EXTRACTED INFORMATION ->

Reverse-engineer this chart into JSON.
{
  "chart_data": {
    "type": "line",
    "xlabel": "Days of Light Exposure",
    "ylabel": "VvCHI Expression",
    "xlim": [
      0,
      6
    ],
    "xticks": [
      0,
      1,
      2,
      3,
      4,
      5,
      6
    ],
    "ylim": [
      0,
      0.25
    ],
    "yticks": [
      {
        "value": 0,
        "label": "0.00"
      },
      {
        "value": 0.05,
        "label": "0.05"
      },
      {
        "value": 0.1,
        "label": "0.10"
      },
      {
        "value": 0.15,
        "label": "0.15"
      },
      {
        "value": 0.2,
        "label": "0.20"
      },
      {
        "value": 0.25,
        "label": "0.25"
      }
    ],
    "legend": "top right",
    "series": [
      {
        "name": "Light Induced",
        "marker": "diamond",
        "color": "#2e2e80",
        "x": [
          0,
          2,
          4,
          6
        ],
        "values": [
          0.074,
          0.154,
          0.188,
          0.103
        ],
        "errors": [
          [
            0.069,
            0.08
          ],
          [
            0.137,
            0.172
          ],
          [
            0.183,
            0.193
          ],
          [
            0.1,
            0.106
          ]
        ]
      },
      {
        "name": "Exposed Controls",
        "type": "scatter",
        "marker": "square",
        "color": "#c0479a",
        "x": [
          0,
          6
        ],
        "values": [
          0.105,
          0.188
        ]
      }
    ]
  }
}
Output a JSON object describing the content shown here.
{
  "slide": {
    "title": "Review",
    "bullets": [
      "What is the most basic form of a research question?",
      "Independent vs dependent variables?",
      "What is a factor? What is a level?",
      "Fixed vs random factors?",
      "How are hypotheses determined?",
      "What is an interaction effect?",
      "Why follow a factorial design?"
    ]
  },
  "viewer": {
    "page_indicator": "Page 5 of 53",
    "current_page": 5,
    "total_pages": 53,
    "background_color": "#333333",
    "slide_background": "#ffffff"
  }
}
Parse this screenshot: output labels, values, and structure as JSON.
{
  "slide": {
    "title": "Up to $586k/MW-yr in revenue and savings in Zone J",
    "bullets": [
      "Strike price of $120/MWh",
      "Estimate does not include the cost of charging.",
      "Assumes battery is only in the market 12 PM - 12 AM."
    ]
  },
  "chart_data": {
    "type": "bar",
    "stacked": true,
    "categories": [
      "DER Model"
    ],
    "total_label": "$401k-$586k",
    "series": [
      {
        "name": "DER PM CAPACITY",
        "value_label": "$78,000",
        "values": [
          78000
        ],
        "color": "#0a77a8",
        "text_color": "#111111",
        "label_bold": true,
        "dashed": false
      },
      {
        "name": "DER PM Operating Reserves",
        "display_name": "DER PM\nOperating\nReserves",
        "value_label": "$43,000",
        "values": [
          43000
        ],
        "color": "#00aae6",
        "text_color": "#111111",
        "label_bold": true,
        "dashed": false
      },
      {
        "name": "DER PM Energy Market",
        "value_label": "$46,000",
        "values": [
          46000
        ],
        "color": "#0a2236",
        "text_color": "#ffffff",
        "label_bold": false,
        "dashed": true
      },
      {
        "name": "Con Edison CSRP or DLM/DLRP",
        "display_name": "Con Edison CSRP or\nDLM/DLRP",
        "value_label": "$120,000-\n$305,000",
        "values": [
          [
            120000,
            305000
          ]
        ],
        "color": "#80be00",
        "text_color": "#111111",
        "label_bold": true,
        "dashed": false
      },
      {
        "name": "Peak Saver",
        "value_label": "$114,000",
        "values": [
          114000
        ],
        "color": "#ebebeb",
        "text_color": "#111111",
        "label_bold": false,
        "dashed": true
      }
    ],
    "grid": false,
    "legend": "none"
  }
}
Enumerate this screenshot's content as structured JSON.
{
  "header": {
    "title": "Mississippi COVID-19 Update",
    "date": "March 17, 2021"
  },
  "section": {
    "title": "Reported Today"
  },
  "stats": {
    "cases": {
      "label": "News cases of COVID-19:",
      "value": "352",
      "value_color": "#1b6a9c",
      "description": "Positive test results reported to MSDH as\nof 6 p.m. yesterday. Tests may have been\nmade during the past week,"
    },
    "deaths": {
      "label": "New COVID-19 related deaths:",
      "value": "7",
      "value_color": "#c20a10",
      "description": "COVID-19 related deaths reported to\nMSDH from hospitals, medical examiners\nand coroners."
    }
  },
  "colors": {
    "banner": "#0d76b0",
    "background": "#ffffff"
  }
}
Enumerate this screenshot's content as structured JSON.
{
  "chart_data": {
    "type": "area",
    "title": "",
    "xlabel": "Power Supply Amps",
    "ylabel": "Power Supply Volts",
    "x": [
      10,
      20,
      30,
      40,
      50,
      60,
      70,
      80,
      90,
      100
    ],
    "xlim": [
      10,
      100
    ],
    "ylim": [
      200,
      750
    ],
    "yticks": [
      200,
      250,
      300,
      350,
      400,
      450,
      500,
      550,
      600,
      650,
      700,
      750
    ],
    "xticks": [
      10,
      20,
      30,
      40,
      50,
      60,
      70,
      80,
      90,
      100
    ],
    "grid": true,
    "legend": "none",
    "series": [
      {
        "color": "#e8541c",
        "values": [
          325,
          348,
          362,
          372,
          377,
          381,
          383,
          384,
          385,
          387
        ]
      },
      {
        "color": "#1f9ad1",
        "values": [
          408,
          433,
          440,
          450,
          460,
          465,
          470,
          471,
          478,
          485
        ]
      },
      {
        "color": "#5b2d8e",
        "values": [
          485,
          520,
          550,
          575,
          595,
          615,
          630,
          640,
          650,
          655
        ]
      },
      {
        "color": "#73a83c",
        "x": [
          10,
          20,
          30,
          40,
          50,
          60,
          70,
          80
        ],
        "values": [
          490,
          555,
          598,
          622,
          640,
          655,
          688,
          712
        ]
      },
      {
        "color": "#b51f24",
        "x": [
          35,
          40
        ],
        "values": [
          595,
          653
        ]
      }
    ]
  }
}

TASK TO CARRY OUT -> Report all lines of the material that contain the word "this".

CORRECT OUTPUT ->
Reverse-engineer this chart into JSON.
Parse this screenshot: output labels, values, and structure as JSON.
Enumerate this screenshot's content as structured JSON.
Enumerate this screenshot's content as structured JSON.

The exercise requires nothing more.